### STATED GOAL
Find the lines that contain the word "Publish" and copy each one.

### RECORDS
***
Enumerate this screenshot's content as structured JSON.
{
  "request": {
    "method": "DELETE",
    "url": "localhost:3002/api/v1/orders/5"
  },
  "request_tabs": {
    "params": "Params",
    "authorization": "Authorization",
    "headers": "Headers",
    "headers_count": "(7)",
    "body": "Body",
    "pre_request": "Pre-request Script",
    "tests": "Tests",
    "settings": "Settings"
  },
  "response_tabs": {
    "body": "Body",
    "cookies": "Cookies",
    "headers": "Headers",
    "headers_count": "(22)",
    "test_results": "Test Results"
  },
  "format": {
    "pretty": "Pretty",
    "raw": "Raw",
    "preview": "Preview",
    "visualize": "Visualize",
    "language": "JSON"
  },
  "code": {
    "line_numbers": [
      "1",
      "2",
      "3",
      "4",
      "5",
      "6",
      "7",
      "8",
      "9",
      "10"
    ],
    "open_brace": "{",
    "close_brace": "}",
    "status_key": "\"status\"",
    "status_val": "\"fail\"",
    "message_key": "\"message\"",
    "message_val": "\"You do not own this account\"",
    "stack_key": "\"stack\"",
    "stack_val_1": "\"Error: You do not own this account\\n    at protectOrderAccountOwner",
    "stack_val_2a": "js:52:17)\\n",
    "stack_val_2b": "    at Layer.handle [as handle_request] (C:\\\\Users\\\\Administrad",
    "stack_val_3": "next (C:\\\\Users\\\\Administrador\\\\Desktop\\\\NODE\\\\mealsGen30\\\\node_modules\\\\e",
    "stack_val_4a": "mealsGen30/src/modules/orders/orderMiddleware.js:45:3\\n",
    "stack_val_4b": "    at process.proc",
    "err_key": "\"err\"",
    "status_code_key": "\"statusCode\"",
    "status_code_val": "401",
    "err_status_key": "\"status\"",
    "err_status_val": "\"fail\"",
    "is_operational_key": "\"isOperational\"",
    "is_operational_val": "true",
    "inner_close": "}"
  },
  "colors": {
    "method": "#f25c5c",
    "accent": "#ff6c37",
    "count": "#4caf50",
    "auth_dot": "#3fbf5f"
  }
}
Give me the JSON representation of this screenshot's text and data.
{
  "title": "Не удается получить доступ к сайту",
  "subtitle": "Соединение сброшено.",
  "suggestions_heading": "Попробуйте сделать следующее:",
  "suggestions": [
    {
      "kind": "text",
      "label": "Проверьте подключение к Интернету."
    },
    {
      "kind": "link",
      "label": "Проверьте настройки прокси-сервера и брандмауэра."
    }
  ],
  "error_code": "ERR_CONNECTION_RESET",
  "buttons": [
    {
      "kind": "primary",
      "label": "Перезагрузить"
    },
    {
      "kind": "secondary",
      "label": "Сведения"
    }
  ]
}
***
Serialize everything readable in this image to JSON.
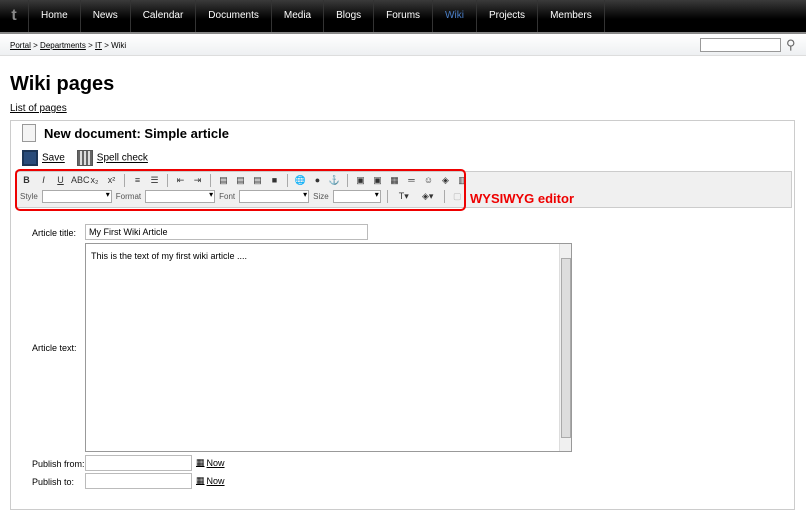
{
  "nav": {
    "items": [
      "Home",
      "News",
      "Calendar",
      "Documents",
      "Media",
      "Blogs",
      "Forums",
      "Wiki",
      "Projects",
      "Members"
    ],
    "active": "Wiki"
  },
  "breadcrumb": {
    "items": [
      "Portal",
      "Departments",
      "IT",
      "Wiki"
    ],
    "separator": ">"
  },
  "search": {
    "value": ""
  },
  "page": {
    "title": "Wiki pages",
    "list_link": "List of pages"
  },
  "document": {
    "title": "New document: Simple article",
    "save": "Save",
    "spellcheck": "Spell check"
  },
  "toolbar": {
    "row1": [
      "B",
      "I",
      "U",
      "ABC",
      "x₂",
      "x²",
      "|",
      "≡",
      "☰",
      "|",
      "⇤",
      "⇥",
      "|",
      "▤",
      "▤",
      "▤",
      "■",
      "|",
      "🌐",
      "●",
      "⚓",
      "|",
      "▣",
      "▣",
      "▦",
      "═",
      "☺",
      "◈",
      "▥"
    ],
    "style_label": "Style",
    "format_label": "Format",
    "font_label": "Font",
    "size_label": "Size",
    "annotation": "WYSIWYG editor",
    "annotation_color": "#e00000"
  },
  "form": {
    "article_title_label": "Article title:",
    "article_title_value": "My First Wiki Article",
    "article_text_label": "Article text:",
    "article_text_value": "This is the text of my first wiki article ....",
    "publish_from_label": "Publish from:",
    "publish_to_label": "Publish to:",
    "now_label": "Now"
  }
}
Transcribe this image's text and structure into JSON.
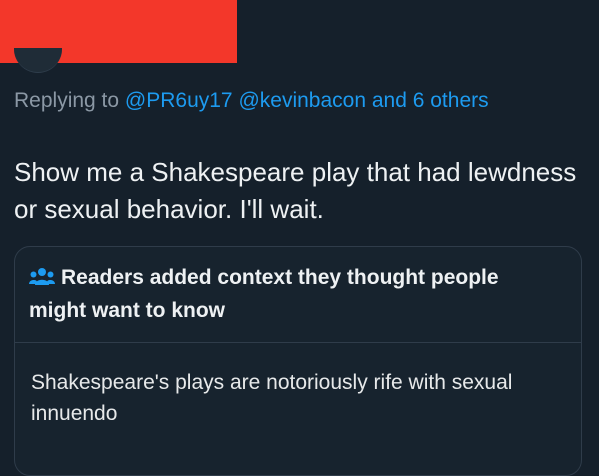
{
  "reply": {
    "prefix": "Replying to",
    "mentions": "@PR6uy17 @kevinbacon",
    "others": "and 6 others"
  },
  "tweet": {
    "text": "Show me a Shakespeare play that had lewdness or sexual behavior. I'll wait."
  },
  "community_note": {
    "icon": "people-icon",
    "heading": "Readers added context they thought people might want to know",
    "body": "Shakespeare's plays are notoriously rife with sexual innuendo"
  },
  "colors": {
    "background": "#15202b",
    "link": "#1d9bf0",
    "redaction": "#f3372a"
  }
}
***
### REPLY TO THE TASK
    "publish_from_label": "Publish from:",
    "publish_to_label": "Publish to:",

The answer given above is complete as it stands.